— Goal —
Print out the entries below with no edits.

[START]

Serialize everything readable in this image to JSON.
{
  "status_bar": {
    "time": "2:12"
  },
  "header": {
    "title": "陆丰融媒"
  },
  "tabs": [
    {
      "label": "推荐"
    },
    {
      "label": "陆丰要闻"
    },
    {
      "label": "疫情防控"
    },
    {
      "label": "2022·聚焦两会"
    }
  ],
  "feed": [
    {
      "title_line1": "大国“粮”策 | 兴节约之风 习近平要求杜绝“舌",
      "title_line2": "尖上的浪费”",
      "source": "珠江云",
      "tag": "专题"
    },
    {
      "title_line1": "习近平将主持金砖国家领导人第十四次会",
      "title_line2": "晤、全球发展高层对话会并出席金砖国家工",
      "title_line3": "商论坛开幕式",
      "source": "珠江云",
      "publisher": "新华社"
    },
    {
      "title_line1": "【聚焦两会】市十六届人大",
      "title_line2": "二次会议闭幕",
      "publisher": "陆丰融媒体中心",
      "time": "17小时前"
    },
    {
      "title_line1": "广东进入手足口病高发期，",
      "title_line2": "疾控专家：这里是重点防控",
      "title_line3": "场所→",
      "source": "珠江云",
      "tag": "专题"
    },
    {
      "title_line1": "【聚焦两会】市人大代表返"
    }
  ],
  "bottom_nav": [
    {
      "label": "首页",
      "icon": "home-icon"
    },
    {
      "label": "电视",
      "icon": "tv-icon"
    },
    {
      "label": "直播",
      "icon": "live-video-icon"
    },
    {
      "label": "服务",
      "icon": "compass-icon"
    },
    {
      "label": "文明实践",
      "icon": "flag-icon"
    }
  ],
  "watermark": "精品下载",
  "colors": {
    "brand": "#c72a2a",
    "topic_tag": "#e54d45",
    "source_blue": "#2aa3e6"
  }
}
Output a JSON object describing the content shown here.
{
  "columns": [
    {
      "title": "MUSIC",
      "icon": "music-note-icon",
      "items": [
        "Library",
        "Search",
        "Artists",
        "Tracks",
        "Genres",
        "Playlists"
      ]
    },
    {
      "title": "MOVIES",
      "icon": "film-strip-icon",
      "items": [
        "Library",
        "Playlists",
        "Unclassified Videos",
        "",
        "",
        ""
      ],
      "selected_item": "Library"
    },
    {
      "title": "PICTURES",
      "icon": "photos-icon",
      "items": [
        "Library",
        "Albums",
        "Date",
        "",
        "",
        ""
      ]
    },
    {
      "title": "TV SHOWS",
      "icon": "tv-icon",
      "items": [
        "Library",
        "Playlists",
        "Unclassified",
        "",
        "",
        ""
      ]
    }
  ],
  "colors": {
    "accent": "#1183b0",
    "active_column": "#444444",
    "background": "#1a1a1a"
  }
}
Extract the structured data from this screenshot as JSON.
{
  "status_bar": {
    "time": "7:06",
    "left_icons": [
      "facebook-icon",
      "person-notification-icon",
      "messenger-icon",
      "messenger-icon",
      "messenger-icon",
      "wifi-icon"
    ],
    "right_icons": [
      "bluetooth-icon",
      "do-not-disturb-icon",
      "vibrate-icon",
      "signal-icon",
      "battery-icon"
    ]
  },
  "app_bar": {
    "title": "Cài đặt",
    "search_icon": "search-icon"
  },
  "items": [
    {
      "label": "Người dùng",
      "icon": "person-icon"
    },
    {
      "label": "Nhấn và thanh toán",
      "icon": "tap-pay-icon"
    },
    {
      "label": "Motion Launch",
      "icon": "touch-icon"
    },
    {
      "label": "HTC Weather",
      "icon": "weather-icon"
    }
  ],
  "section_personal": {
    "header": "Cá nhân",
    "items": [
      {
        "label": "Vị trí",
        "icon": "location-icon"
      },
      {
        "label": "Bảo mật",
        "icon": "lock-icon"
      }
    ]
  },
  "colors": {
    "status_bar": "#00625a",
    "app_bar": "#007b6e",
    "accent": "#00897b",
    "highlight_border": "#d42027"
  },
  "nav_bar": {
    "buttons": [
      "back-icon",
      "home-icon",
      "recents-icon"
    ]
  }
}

[END]

— Task output —
Serialize everything readable in this image to JSON.
{
  "status_bar": {
    "time": "2:12"
  },
  "header": {
    "title": "陆丰融媒"
  },
  "tabs": [
    {
      "label": "推荐"
    },
    {
      "label": "陆丰要闻"
    },
    {
      "label": "疫情防控"
    },
    {
      "label": "2022·聚焦两会"
    }
  ],
  "feed": [
    {
      "title_line1": "大国“粮”策 | 兴节约之风 习近平要求杜绝“舌",
      "title_line2": "尖上的浪费”",
      "source": "珠江云",
      "tag": "专题"
    },
    {
      "title_line1": "习近平将主持金砖国家领导人第十四次会",
      "title_line2": "晤、全球发展高层对话会并出席金砖国家工",
      "title_line3": "商论坛开幕式",
      "source": "珠江云",
      "publisher": "新华社"
    },
    {
      "title_line1": "【聚焦两会】市十六届人大",
      "title_line2": "二次会议闭幕",
      "publisher": "陆丰融媒体中心",
      "time": "17小时前"
    },
    {
      "title_line1": "广东进入手足口病高发期，",
      "title_line2": "疾控专家：这里是重点防控",
      "title_line3": "场所→",
      "source": "珠江云",
      "tag": "专题"
    },
    {
      "title_line1": "【聚焦两会】市人大代表返"
    }
  ],
  "bottom_nav": [
    {
      "label": "首页",
      "icon": "home-icon"
    },
    {
      "label": "电视",
      "icon": "tv-icon"
    },
    {
      "label": "直播",
      "icon": "live-video-icon"
    },
    {
      "label": "服务",
      "icon": "compass-icon"
    },
    {
      "label": "文明实践",
      "icon": "flag-icon"
    }
  ],
  "watermark": "精品下载",
  "colors": {
    "brand": "#c72a2a",
    "topic_tag": "#e54d45",
    "source_blue": "#2aa3e6"
  }
}
Output a JSON object describing the content shown here.
{
  "columns": [
    {
      "title": "MUSIC",
      "icon": "music-note-icon",
      "items": [
        "Library",
        "Search",
        "Artists",
        "Tracks",
        "Genres",
        "Playlists"
      ]
    },
    {
      "title": "MOVIES",
      "icon": "film-strip-icon",
      "items": [
        "Library",
        "Playlists",
        "Unclassified Videos",
        "",
        "",
        ""
      ],
      "selected_item": "Library"
    },
    {
      "title": "PICTURES",
      "icon": "photos-icon",
      "items": [
        "Library",
        "Albums",
        "Date",
        "",
        "",
        ""
      ]
    },
    {
      "title": "TV SHOWS",
      "icon": "tv-icon",
      "items": [
        "Library",
        "Playlists",
        "Unclassified",
        "",
        "",
        ""
      ]
    }
  ],
  "colors": {
    "accent": "#1183b0",
    "active_column": "#444444",
    "background": "#1a1a1a"
  }
}
Extract the structured data from this screenshot as JSON.
{
  "status_bar": {
    "time": "7:06",
    "left_icons": [
      "facebook-icon",
      "person-notification-icon",
      "messenger-icon",
      "messenger-icon",
      "messenger-icon",
      "wifi-icon"
    ],
    "right_icons": [
      "bluetooth-icon",
      "do-not-disturb-icon",
      "vibrate-icon",
      "signal-icon",
      "battery-icon"
    ]
  },
  "app_bar": {
    "title": "Cài đặt",
    "search_icon": "search-icon"
  },
  "items": [
    {
      "label": "Người dùng",
      "icon": "person-icon"
    },
    {
      "label": "Nhấn và thanh toán",
      "icon": "tap-pay-icon"
    },
    {
      "label": "Motion Launch",
      "icon": "touch-icon"
    },
    {
      "label": "HTC Weather",
      "icon": "weather-icon"
    }
  ],
  "section_personal": {
    "header": "Cá nhân",
    "items": [
      {
        "label": "Vị trí",
        "icon": "location-icon"
      },
      {
        "label": "Bảo mật",
        "icon": "lock-icon"
      }
    ]
  },
  "colors": {
    "status_bar": "#00625a",
    "app_bar": "#007b6e",
    "accent": "#00897b",
    "highlight_border": "#d42027"
  },
  "nav_bar": {
    "buttons": [
      "back-icon",
      "home-icon",
      "recents-icon"
    ]
  }
}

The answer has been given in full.